/---

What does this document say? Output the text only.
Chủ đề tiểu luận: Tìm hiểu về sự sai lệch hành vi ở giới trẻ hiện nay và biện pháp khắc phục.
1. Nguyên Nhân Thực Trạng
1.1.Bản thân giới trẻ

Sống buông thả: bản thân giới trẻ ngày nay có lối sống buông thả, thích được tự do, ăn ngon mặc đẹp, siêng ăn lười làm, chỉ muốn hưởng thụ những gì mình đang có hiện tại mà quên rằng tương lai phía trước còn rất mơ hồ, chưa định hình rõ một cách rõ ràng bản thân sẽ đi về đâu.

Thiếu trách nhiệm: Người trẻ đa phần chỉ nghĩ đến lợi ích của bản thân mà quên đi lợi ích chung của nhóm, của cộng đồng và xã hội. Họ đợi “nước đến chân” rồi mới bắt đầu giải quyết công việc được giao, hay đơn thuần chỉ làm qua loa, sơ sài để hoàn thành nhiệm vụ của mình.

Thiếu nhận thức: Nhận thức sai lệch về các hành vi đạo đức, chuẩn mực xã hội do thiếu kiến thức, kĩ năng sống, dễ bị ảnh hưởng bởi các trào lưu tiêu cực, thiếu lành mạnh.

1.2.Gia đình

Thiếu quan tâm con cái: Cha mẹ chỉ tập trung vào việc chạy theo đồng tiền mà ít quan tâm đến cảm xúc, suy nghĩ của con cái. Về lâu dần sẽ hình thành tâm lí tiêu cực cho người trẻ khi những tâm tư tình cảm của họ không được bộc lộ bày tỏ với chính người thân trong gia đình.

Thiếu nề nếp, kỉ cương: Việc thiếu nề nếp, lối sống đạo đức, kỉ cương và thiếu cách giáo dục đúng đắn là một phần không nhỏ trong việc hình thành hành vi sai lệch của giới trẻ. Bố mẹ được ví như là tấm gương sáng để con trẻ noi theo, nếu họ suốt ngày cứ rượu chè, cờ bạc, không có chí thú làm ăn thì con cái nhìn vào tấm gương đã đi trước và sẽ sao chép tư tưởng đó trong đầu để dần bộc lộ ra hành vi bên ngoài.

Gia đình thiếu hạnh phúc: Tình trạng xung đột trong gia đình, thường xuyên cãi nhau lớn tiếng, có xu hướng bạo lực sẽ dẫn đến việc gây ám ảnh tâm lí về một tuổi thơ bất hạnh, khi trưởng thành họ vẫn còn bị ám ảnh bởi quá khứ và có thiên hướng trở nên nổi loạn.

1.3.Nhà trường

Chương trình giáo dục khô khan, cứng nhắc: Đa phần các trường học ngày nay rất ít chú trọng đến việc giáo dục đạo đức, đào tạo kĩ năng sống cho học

\---

(WHAT YOU HAVE TO DO): Look for the word "mình" and return every line where it occurs.

(ANSWER FOR THIS EXERCISE):
Sống buông thả: bản thân giới trẻ ngày nay có lối sống buông thả, thích được tự do, ăn ngon mặc đẹp, siêng ăn lười làm, chỉ muốn hưởng thụ những gì mình đang có hiện tại mà quên rằng tương lai phía trước còn rất mơ hồ, chưa định hình rõ một cách rõ ràng bản thân sẽ đi về đâu.
Thiếu trách nhiệm: Người trẻ đa phần chỉ nghĩ đến lợi ích của bản thân mà quên đi lợi ích chung của nhóm, của cộng đồng và xã hội. Họ đợi “nước đến chân” rồi mới bắt đầu giải quyết công việc được giao, hay đơn thuần chỉ làm qua loa, sơ sài để hoàn thành nhiệm vụ của mình.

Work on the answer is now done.